**Excerpted data**:
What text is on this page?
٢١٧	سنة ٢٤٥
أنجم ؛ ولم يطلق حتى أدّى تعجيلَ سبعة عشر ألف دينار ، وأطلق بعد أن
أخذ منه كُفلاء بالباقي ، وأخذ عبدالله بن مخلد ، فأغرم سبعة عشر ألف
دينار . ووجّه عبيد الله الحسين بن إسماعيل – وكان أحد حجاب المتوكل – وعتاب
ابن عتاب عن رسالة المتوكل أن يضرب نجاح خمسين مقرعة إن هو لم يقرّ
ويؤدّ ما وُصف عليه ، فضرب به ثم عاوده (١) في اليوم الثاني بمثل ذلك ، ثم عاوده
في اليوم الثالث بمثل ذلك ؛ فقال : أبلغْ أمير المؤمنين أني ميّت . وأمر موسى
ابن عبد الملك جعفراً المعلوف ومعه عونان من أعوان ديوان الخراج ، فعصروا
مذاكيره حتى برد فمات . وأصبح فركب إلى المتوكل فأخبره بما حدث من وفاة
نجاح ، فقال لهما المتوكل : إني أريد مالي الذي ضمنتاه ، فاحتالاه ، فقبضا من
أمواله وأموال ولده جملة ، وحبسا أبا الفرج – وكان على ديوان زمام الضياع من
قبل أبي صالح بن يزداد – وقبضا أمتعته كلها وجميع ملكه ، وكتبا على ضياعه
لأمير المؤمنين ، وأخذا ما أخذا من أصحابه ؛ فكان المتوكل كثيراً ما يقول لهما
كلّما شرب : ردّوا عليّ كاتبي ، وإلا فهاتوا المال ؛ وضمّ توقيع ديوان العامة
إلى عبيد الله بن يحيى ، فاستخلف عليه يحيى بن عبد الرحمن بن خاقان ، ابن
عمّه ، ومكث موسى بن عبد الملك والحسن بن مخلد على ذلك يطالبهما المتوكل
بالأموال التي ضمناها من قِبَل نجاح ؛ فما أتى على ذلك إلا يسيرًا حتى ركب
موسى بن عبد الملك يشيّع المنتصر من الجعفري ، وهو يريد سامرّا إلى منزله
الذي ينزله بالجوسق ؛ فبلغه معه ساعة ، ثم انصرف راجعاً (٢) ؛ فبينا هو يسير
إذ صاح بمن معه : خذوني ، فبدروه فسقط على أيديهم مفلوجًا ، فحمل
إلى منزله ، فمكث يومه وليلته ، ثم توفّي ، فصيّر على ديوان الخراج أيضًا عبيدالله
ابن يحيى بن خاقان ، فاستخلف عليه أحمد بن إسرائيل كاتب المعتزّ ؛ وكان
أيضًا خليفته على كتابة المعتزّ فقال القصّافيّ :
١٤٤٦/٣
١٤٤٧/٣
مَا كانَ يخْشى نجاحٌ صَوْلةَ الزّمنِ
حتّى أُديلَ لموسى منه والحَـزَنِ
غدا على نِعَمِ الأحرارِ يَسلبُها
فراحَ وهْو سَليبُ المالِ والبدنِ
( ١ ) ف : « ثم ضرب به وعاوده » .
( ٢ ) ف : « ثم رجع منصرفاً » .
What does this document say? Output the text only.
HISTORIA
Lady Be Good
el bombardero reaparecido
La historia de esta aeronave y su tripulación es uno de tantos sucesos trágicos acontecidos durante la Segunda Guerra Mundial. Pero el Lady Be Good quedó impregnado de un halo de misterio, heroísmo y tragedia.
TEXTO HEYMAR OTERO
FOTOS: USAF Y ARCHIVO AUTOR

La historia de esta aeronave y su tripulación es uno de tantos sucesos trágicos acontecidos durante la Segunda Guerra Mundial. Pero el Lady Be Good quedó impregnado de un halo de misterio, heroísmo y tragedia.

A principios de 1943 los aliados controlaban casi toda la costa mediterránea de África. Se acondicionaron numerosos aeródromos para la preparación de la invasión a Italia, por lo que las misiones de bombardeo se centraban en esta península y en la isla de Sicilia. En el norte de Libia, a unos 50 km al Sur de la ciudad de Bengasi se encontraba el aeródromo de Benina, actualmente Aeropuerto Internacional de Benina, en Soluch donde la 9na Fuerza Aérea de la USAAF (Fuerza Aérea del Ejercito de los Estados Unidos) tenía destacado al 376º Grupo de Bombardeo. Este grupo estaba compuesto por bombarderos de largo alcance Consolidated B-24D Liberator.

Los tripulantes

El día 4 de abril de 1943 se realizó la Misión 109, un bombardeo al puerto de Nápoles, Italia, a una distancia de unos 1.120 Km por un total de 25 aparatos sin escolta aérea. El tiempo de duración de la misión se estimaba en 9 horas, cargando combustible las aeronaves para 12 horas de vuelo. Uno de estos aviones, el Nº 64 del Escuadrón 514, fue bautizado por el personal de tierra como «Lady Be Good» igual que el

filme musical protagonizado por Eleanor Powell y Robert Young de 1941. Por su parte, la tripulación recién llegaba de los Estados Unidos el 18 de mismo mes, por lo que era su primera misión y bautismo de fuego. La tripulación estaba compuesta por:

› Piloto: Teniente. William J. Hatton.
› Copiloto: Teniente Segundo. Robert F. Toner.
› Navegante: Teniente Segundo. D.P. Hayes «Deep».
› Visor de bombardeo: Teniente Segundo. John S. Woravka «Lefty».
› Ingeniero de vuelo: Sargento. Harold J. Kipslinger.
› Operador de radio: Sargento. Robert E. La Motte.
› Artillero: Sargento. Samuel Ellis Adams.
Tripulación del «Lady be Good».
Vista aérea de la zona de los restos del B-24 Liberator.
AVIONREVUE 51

**Short problem**: Exactly reproduce the material above.

**Task output**:
What text is on this page?
٢١٧	سنة ٢٤٥
أنجم ؛ ولم يطلق حتى أدّى تعجيلَ سبعة عشر ألف دينار ، وأطلق بعد أن
أخذ منه كُفلاء بالباقي ، وأخذ عبدالله بن مخلد ، فأغرم سبعة عشر ألف
دينار . ووجّه عبيد الله الحسين بن إسماعيل – وكان أحد حجاب المتوكل – وعتاب
ابن عتاب عن رسالة المتوكل أن يضرب نجاح خمسين مقرعة إن هو لم يقرّ
ويؤدّ ما وُصف عليه ، فضرب به ثم عاوده (١) في اليوم الثاني بمثل ذلك ، ثم عاوده
في اليوم الثالث بمثل ذلك ؛ فقال : أبلغْ أمير المؤمنين أني ميّت . وأمر موسى
ابن عبد الملك جعفراً المعلوف ومعه عونان من أعوان ديوان الخراج ، فعصروا
مذاكيره حتى برد فمات . وأصبح فركب إلى المتوكل فأخبره بما حدث من وفاة
نجاح ، فقال لهما المتوكل : إني أريد مالي الذي ضمنتاه ، فاحتالاه ، فقبضا من
أمواله وأموال ولده جملة ، وحبسا أبا الفرج – وكان على ديوان زمام الضياع من
قبل أبي صالح بن يزداد – وقبضا أمتعته كلها وجميع ملكه ، وكتبا على ضياعه
لأمير المؤمنين ، وأخذا ما أخذا من أصحابه ؛ فكان المتوكل كثيراً ما يقول لهما
كلّما شرب : ردّوا عليّ كاتبي ، وإلا فهاتوا المال ؛ وضمّ توقيع ديوان العامة
إلى عبيد الله بن يحيى ، فاستخلف عليه يحيى بن عبد الرحمن بن خاقان ، ابن
عمّه ، ومكث موسى بن عبد الملك والحسن بن مخلد على ذلك يطالبهما المتوكل
بالأموال التي ضمناها من قِبَل نجاح ؛ فما أتى على ذلك إلا يسيرًا حتى ركب
موسى بن عبد الملك يشيّع المنتصر من الجعفري ، وهو يريد سامرّا إلى منزله
الذي ينزله بالجوسق ؛ فبلغه معه ساعة ، ثم انصرف راجعاً (٢) ؛ فبينا هو يسير
إذ صاح بمن معه : خذوني ، فبدروه فسقط على أيديهم مفلوجًا ، فحمل
إلى منزله ، فمكث يومه وليلته ، ثم توفّي ، فصيّر على ديوان الخراج أيضًا عبيدالله
ابن يحيى بن خاقان ، فاستخلف عليه أحمد بن إسرائيل كاتب المعتزّ ؛ وكان
أيضًا خليفته على كتابة المعتزّ فقال القصّافيّ :
١٤٤٦/٣
١٤٤٧/٣
مَا كانَ يخْشى نجاحٌ صَوْلةَ الزّمنِ
حتّى أُديلَ لموسى منه والحَـزَنِ
غدا على نِعَمِ الأحرارِ يَسلبُها
فراحَ وهْو سَليبُ المالِ والبدنِ
( ١ ) ف : « ثم ضرب به وعاوده » .
( ٢ ) ف : « ثم رجع منصرفاً » .
What does this document say? Output the text only.
HISTORIA
Lady Be Good
el bombardero reaparecido
La historia de esta aeronave y su tripulación es uno de tantos sucesos trágicos acontecidos durante la Segunda Guerra Mundial. Pero el Lady Be Good quedó impregnado de un halo de misterio, heroísmo y tragedia.
TEXTO HEYMAR OTERO
FOTOS: USAF Y ARCHIVO AUTOR

La historia de esta aeronave y su tripulación es uno de tantos sucesos trágicos acontecidos durante la Segunda Guerra Mundial. Pero el Lady Be Good quedó impregnado de un halo de misterio, heroísmo y tragedia.

A principios de 1943 los aliados controlaban casi toda la costa mediterránea de África. Se acondicionaron numerosos aeródromos para la preparación de la invasión a Italia, por lo que las misiones de bombardeo se centraban en esta península y en la isla de Sicilia. En el norte de Libia, a unos 50 km al Sur de la ciudad de Bengasi se encontraba el aeródromo de Benina, actualmente Aeropuerto Internacional de Benina, en Soluch donde la 9na Fuerza Aérea de la USAAF (Fuerza Aérea del Ejercito de los Estados Unidos) tenía destacado al 376º Grupo de Bombardeo. Este grupo estaba compuesto por bombarderos de largo alcance Consolidated B-24D Liberator.

Los tripulantes

El día 4 de abril de 1943 se realizó la Misión 109, un bombardeo al puerto de Nápoles, Italia, a una distancia de unos 1.120 Km por un total de 25 aparatos sin escolta aérea. El tiempo de duración de la misión se estimaba en 9 horas, cargando combustible las aeronaves para 12 horas de vuelo. Uno de estos aviones, el Nº 64 del Escuadrón 514, fue bautizado por el personal de tierra como «Lady Be Good» igual que el

filme musical protagonizado por Eleanor Powell y Robert Young de 1941. Por su parte, la tripulación recién llegaba de los Estados Unidos el 18 de mismo mes, por lo que era su primera misión y bautismo de fuego. La tripulación estaba compuesta por:

› Piloto: Teniente. William J. Hatton.
› Copiloto: Teniente Segundo. Robert F. Toner.
› Navegante: Teniente Segundo. D.P. Hayes «Deep».
› Visor de bombardeo: Teniente Segundo. John S. Woravka «Lefty».
› Ingeniero de vuelo: Sargento. Harold J. Kipslinger.
› Operador de radio: Sargento. Robert E. La Motte.
› Artillero: Sargento. Samuel Ellis Adams.
Tripulación del «Lady be Good».
Vista aérea de la zona de los restos del B-24 Liberator.
AVIONREVUE 51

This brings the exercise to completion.